**Recorded data**.
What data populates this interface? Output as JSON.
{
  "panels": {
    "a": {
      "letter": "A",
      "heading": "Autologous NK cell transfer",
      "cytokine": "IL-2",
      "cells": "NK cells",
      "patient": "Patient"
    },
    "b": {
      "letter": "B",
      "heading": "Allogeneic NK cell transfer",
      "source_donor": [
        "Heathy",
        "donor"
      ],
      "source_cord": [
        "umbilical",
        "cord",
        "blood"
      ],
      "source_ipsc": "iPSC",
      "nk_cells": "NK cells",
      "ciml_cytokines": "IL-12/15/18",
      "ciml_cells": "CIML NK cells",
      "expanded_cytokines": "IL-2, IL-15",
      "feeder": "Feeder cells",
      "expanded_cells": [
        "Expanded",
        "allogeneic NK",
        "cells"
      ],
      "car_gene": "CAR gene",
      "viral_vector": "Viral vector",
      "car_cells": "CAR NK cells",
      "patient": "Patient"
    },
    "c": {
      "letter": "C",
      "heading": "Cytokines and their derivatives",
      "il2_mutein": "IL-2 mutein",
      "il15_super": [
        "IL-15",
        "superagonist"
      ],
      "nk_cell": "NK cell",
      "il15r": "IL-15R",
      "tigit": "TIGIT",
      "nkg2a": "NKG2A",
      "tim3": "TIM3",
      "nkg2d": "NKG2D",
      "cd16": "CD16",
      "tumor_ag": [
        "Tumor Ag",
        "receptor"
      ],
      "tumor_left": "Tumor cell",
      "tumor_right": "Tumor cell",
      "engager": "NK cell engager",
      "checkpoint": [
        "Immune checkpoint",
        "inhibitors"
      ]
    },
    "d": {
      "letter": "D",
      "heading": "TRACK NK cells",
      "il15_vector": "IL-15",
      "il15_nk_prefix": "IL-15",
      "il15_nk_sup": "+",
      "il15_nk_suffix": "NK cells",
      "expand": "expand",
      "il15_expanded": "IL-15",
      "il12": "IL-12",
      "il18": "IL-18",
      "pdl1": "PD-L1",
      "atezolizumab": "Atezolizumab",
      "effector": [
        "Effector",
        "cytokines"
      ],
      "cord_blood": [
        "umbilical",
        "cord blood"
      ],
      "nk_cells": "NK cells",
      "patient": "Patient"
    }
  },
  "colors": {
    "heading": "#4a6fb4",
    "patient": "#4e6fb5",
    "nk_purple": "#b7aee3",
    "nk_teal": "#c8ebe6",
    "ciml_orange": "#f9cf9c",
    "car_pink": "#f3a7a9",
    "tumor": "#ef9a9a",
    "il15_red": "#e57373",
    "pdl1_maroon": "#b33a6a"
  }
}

**Work required**.
Gather each line in these records that contains the string "transfer".

**Task output**.
      "heading": "Autologous NK cell transfer",
      "heading": "Allogeneic NK cell transfer",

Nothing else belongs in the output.